>> BEGIN

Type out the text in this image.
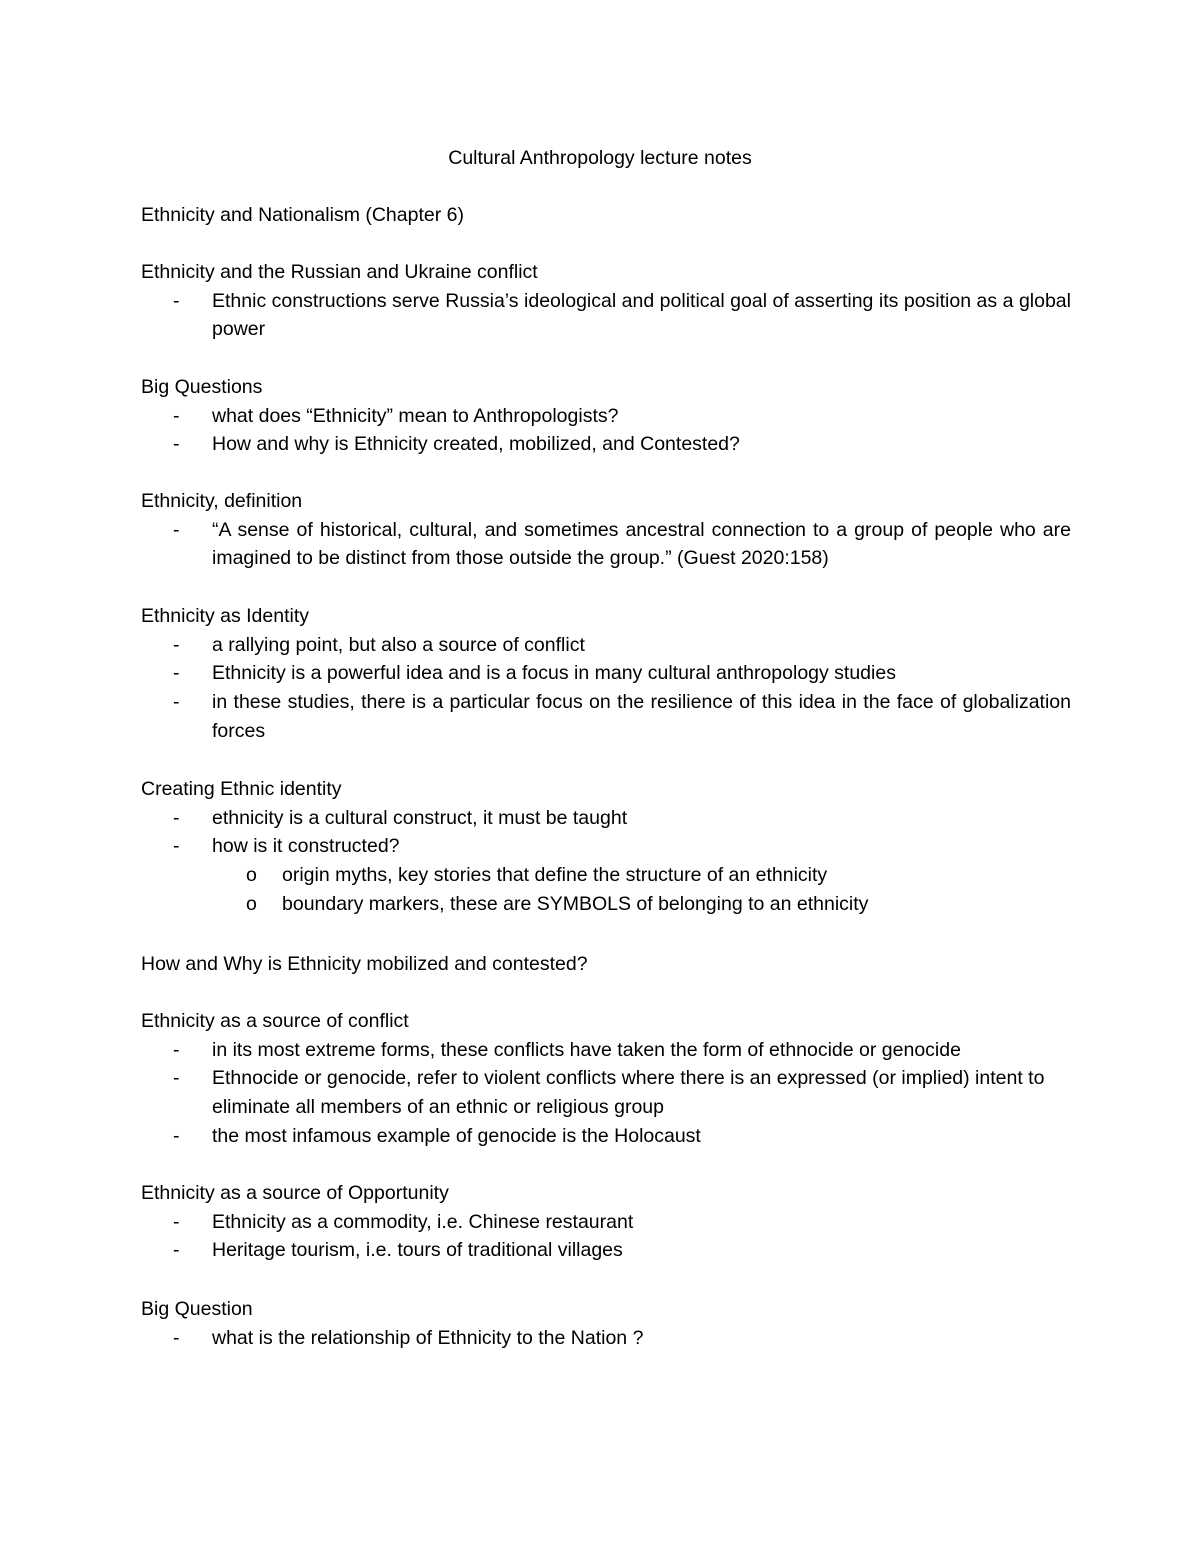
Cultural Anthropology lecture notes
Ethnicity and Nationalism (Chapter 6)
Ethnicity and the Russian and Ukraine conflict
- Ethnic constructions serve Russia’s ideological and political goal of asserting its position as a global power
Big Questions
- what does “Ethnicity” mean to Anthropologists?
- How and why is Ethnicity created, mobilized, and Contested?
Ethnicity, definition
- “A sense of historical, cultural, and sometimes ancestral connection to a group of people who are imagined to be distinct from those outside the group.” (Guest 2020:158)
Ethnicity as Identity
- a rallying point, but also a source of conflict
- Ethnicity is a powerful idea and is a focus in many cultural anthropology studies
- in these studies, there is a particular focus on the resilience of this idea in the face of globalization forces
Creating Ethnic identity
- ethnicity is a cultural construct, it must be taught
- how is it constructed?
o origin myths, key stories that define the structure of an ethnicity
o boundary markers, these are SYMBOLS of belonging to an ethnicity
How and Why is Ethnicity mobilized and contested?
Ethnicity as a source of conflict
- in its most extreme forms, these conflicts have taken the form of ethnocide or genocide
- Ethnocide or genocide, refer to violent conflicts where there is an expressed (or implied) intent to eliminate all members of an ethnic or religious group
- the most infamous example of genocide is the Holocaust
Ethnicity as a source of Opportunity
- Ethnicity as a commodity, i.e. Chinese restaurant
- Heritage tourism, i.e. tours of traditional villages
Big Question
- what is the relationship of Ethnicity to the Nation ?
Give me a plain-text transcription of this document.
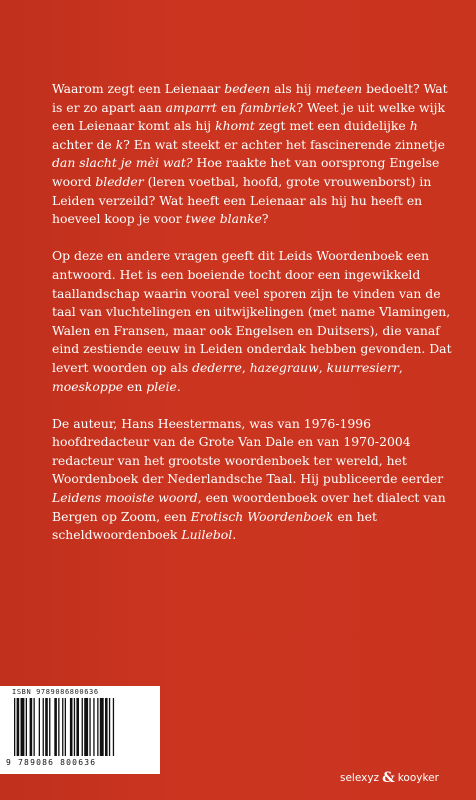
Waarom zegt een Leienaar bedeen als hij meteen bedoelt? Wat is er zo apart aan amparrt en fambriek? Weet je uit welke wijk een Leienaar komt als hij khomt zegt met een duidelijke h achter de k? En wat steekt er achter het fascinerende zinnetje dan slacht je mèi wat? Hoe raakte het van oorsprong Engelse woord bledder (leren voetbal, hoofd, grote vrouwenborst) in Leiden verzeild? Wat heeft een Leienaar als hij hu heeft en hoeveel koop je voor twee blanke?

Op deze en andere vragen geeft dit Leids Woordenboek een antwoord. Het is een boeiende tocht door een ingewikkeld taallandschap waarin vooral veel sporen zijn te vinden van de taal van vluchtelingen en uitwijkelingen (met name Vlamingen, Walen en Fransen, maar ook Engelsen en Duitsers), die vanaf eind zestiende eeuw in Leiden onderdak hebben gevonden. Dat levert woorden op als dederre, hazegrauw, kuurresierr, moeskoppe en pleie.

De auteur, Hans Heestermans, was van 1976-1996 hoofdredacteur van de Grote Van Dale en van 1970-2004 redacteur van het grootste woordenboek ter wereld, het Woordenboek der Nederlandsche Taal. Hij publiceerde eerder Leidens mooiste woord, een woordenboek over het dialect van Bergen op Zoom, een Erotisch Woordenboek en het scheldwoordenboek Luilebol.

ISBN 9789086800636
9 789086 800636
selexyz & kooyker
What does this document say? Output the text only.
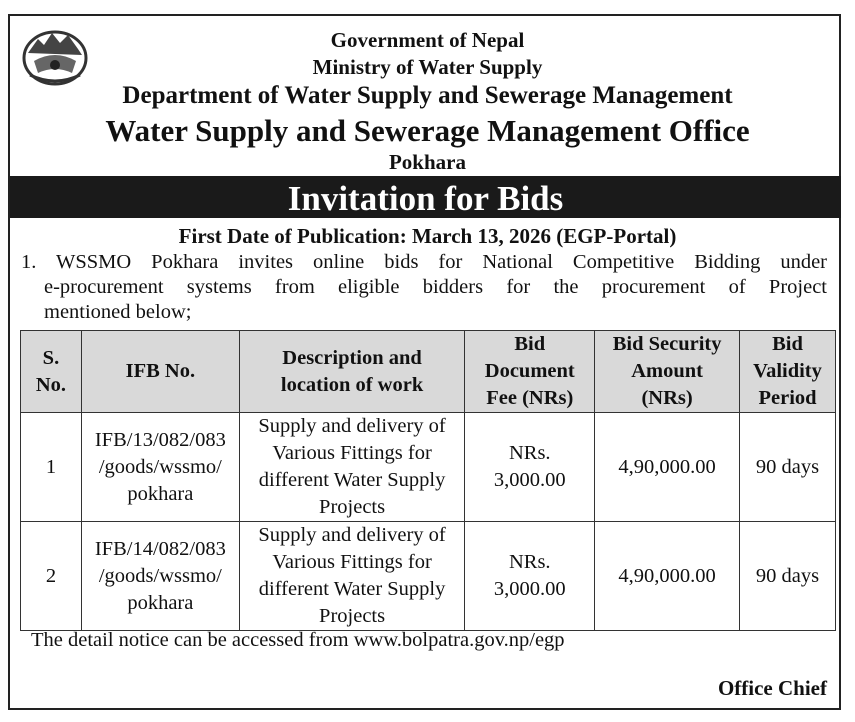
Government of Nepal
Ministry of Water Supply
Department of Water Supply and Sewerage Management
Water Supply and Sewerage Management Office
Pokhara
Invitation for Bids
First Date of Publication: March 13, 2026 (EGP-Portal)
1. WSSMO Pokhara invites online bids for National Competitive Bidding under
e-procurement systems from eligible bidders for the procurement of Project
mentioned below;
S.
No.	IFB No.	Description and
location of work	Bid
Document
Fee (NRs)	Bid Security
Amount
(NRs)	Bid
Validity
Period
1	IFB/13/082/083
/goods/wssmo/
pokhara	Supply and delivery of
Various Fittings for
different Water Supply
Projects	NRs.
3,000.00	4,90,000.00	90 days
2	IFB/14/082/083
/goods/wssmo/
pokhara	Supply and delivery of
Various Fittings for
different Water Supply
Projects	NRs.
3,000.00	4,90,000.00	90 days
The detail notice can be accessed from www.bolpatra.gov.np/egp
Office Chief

>> END

- _Exercise instructions_
Set the data above down again exactly as given, with no pictures.

- _Exercise solution_
Type out the text in this image.
Cultural Anthropology lecture notes
Ethnicity and Nationalism (Chapter 6)
Ethnicity and the Russian and Ukraine conflict
- Ethnic constructions serve Russia’s ideological and political goal of asserting its position as a global power
Big Questions
- what does “Ethnicity” mean to Anthropologists?
- How and why is Ethnicity created, mobilized, and Contested?
Ethnicity, definition
- “A sense of historical, cultural, and sometimes ancestral connection to a group of people who are imagined to be distinct from those outside the group.” (Guest 2020:158)
Ethnicity as Identity
- a rallying point, but also a source of conflict
- Ethnicity is a powerful idea and is a focus in many cultural anthropology studies
- in these studies, there is a particular focus on the resilience of this idea in the face of globalization forces
Creating Ethnic identity
- ethnicity is a cultural construct, it must be taught
- how is it constructed?
o origin myths, key stories that define the structure of an ethnicity
o boundary markers, these are SYMBOLS of belonging to an ethnicity
How and Why is Ethnicity mobilized and contested?
Ethnicity as a source of conflict
- in its most extreme forms, these conflicts have taken the form of ethnocide or genocide
- Ethnocide or genocide, refer to violent conflicts where there is an expressed (or implied) intent to eliminate all members of an ethnic or religious group
- the most infamous example of genocide is the Holocaust
Ethnicity as a source of Opportunity
- Ethnicity as a commodity, i.e. Chinese restaurant
- Heritage tourism, i.e. tours of traditional villages
Big Question
- what is the relationship of Ethnicity to the Nation ?
Give me a plain-text transcription of this document.
Waarom zegt een Leienaar bedeen als hij meteen bedoelt? Wat is er zo apart aan amparrt en fambriek? Weet je uit welke wijk een Leienaar komt als hij khomt zegt met een duidelijke h achter de k? En wat steekt er achter het fascinerende zinnetje dan slacht je mèi wat? Hoe raakte het van oorsprong Engelse woord bledder (leren voetbal, hoofd, grote vrouwenborst) in Leiden verzeild? Wat heeft een Leienaar als hij hu heeft en hoeveel koop je voor twee blanke?

Op deze en andere vragen geeft dit Leids Woordenboek een antwoord. Het is een boeiende tocht door een ingewikkeld taallandschap waarin vooral veel sporen zijn te vinden van de taal van vluchtelingen en uitwijkelingen (met name Vlamingen, Walen en Fransen, maar ook Engelsen en Duitsers), die vanaf eind zestiende eeuw in Leiden onderdak hebben gevonden. Dat levert woorden op als dederre, hazegrauw, kuurresierr, moeskoppe en pleie.

De auteur, Hans Heestermans, was van 1976-1996 hoofdredacteur van de Grote Van Dale en van 1970-2004 redacteur van het grootste woordenboek ter wereld, het Woordenboek der Nederlandsche Taal. Hij publiceerde eerder Leidens mooiste woord, een woordenboek over het dialect van Bergen op Zoom, een Erotisch Woordenboek en het scheldwoordenboek Luilebol.

ISBN 9789086800636
9 789086 800636
selexyz & kooyker
What does this document say? Output the text only.
Government of Nepal
Ministry of Water Supply
Department of Water Supply and Sewerage Management
Water Supply and Sewerage Management Office
Pokhara
Invitation for Bids
First Date of Publication: March 13, 2026 (EGP-Portal)
1. WSSMO Pokhara invites online bids for National Competitive Bidding under
e-procurement systems from eligible bidders for the procurement of Project
mentioned below;
S.
No.	IFB No.	Description and
location of work	Bid
Document
Fee (NRs)	Bid Security
Amount
(NRs)	Bid
Validity
Period
1	IFB/13/082/083
/goods/wssmo/
pokhara	Supply and delivery of
Various Fittings for
different Water Supply
Projects	NRs.
3,000.00	4,90,000.00	90 days
2	IFB/14/082/083
/goods/wssmo/
pokhara	Supply and delivery of
Various Fittings for
different Water Supply
Projects	NRs.
3,000.00	4,90,000.00	90 days
The detail notice can be accessed from www.bolpatra.gov.np/egp
Office Chief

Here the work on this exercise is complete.